_WHAT NEEDS TO BE DONE_
Reproduce every line of the listing below word for word, omitting the picture.

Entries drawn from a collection
● ● ● ● ●

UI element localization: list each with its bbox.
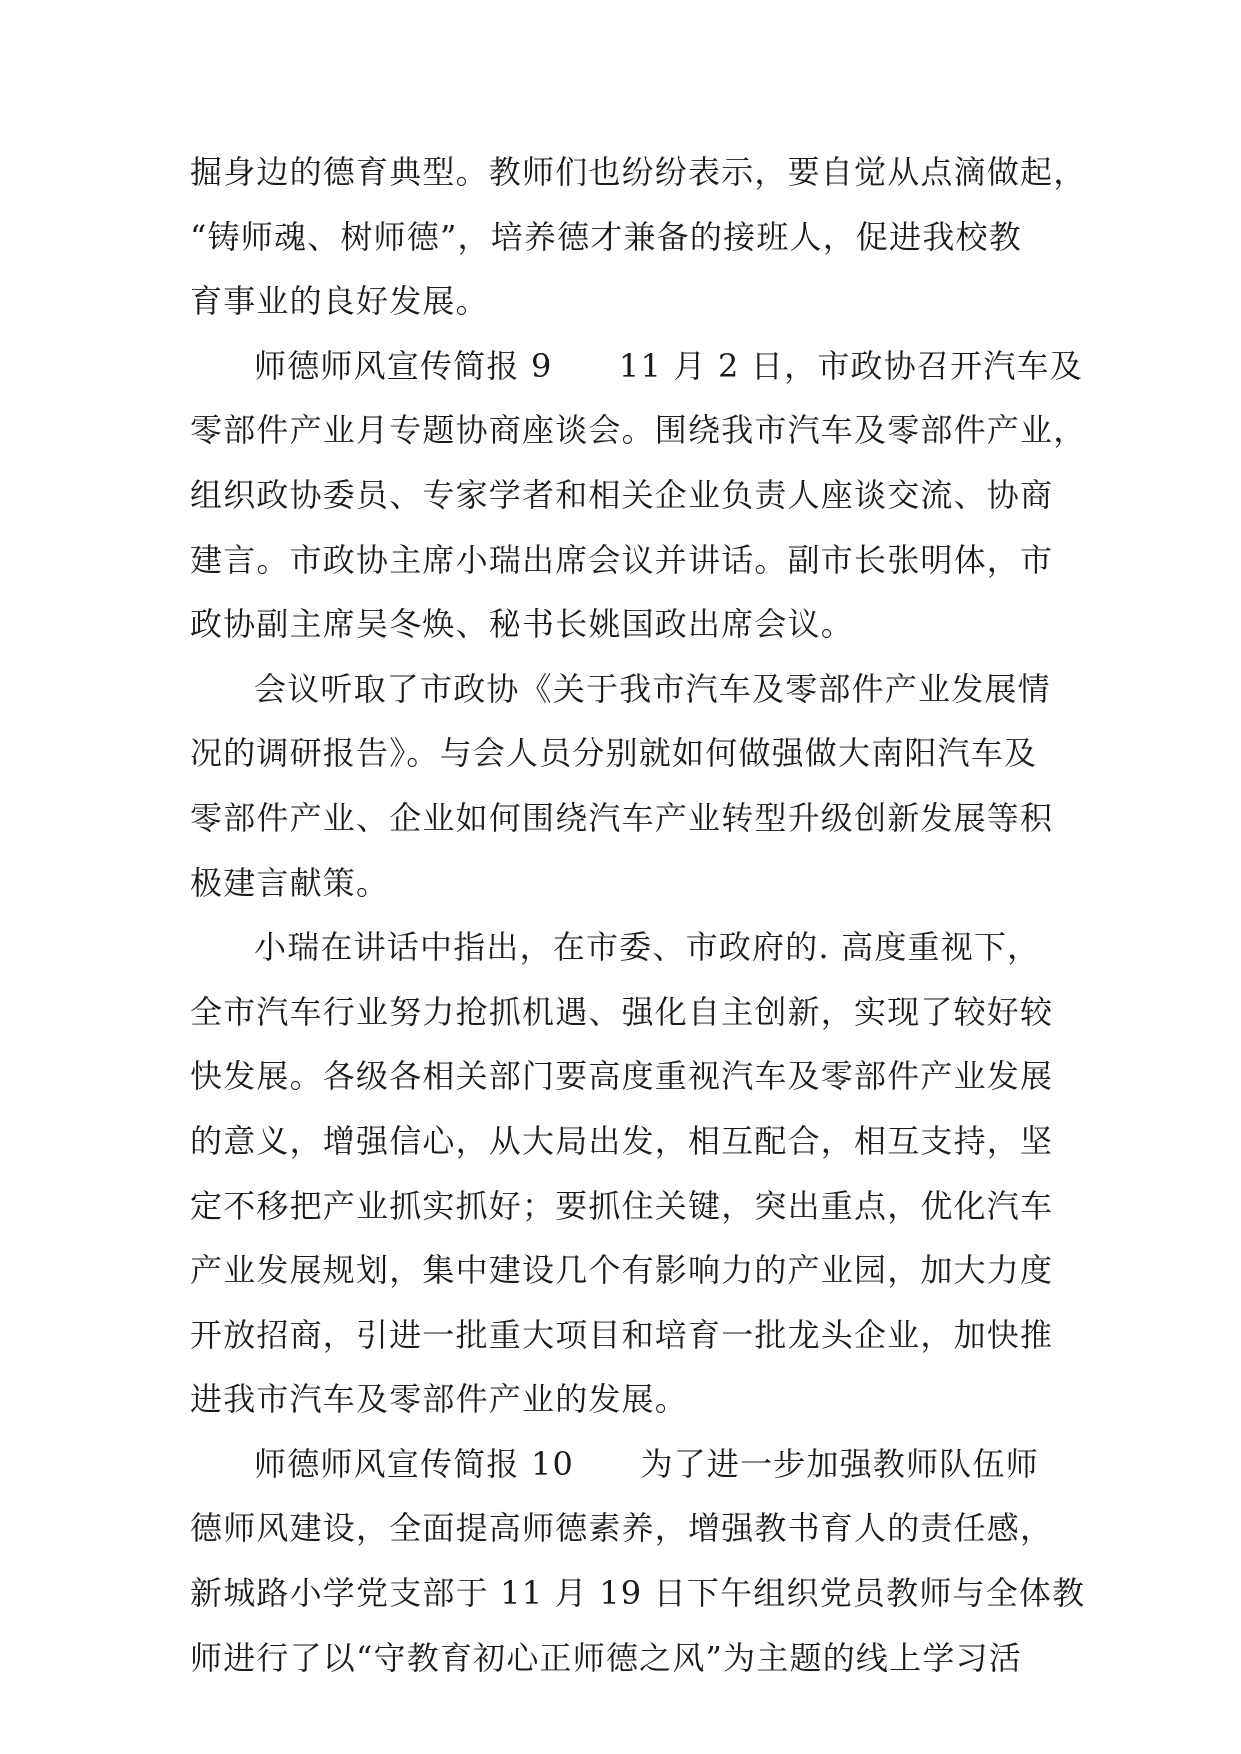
text-line: 开放招商，引进一批重大项目和培育一批龙头企业，加快推: [190, 1315, 1054, 1354]
text-line: 师进行了以“守教育初心正师德之风”为主题的线上学习活: [190, 1638, 1022, 1677]
text-line: 产业发展规划，集中建设几个有影响力的产业园，加大力度: [190, 1251, 1054, 1290]
text-line: 零部件产业月专题协商座谈会。围绕我市汽车及零部件产业，: [190, 411, 1087, 450]
text-line: 零部件产业、企业如何围绕汽车产业转型升级创新发展等积: [190, 798, 1054, 837]
paragraph: [190, 915, 1056, 1432]
text-line: 小瑞在讲话中指出，在市委、市政府的. 高度重视下，: [254, 928, 1041, 967]
text-line: 育事业的良好发展。: [190, 282, 489, 321]
text-line: 建言。市政协主席小瑞出席会议并讲话。副市长张明体，市: [190, 540, 1054, 579]
paragraph: [190, 140, 1087, 334]
text-line: 极建言献策。: [190, 863, 390, 902]
text-line: 德师风建设，全面提高师德素养，增强教书育人的责任感，: [190, 1509, 1054, 1548]
text-line: 的意义，增强信心，从大局出发，相互配合，相互支持，坚: [190, 1121, 1054, 1160]
paragraph: [190, 1432, 1086, 1690]
text-line: 政协副主席吴冬焕、秘书长姚国政出席会议。: [190, 605, 855, 644]
text-line: 进我市汽车及零部件产业的发展。: [190, 1380, 689, 1419]
document-body: [190, 140, 1087, 1690]
text-line: 师德师风宣传简报 10 为了进一步加强教师队伍师: [254, 1444, 1039, 1483]
text-line: 会议听取了市政协《关于我市汽车及零部件产业发展情: [254, 669, 1051, 708]
text-line: 快发展。各级各相关部门要高度重视汽车及零部件产业发展: [190, 1057, 1054, 1096]
text-line: 况的调研报告》。与会人员分别就如何做强做大南阳汽车及: [190, 734, 1038, 773]
paragraph: [190, 334, 1087, 657]
paragraph: [190, 657, 1056, 915]
text-line: 掘身边的德育典型。教师们也纷纷表示，要自觉从点滴做起，: [190, 153, 1087, 191]
text-line: 新城路小学党支部于 11 月 19 日下午组织党员教师与全体教: [190, 1574, 1086, 1613]
text-line: 师德师风宣传简报 9 11 月 2 日，市政协召开汽车及: [254, 346, 1083, 385]
text-line: 定不移把产业抓实抓好；要抓住关键，突出重点，优化汽车: [190, 1186, 1054, 1225]
text-line: “铸师魂、树师德”，培养德才兼备的接班人，促进我校教: [190, 217, 1022, 256]
text-line: 全市汽车行业努力抢抓机遇、强化自主创新，实现了较好较: [190, 992, 1054, 1031]
text-line: 组织政协委员、专家学者和相关企业负责人座谈交流、协商: [190, 475, 1054, 514]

● ● ● ● ●

_FULL SOLUTION_
UI element localization: list each with its bbox.
text-line: 开放招商，引进一批重大项目和培育一批龙头企业，加快推: [190, 1315, 1054, 1354]
text-line: 师进行了以“守教育初心正师德之风”为主题的线上学习活: [190, 1638, 1022, 1677]
text-line: 产业发展规划，集中建设几个有影响力的产业园，加大力度: [190, 1251, 1054, 1290]
text-line: 零部件产业月专题协商座谈会。围绕我市汽车及零部件产业，: [190, 411, 1087, 450]
text-line: 零部件产业、企业如何围绕汽车产业转型升级创新发展等积: [190, 798, 1054, 837]
paragraph: [190, 915, 1056, 1432]
text-line: 小瑞在讲话中指出，在市委、市政府的. 高度重视下，: [254, 928, 1041, 967]
text-line: 育事业的良好发展。: [190, 282, 489, 321]
text-line: 建言。市政协主席小瑞出席会议并讲话。副市长张明体，市: [190, 540, 1054, 579]
paragraph: [190, 140, 1087, 334]
text-line: 极建言献策。: [190, 863, 390, 902]
text-line: 德师风建设，全面提高师德素养，增强教书育人的责任感，: [190, 1509, 1054, 1548]
text-line: 的意义，增强信心，从大局出发，相互配合，相互支持，坚: [190, 1121, 1054, 1160]
paragraph: [190, 1432, 1086, 1690]
text-line: 政协副主席吴冬焕、秘书长姚国政出席会议。: [190, 605, 855, 644]
text-line: 进我市汽车及零部件产业的发展。: [190, 1380, 689, 1419]
document-body: [190, 140, 1087, 1690]
text-line: 师德师风宣传简报 10 为了进一步加强教师队伍师: [254, 1444, 1039, 1483]
text-line: 会议听取了市政协《关于我市汽车及零部件产业发展情: [254, 669, 1051, 708]
text-line: 快发展。各级各相关部门要高度重视汽车及零部件产业发展: [190, 1057, 1054, 1096]
text-line: 况的调研报告》。与会人员分别就如何做强做大南阳汽车及: [190, 734, 1038, 773]
paragraph: [190, 334, 1087, 657]
paragraph: [190, 657, 1056, 915]
text-line: 掘身边的德育典型。教师们也纷纷表示，要自觉从点滴做起，: [190, 153, 1087, 191]
text-line: 新城路小学党支部于 11 月 19 日下午组织党员教师与全体教: [190, 1574, 1086, 1613]
text-line: 师德师风宣传简报 9 11 月 2 日，市政协召开汽车及: [254, 346, 1083, 385]
text-line: 定不移把产业抓实抓好；要抓住关键，突出重点，优化汽车: [190, 1186, 1054, 1225]
text-line: “铸师魂、树师德”，培养德才兼备的接班人，促进我校教: [190, 217, 1022, 256]
text-line: 全市汽车行业努力抢抓机遇、强化自主创新，实现了较好较: [190, 992, 1054, 1031]
text-line: 组织政协委员、专家学者和相关企业负责人座谈交流、协商: [190, 475, 1054, 514]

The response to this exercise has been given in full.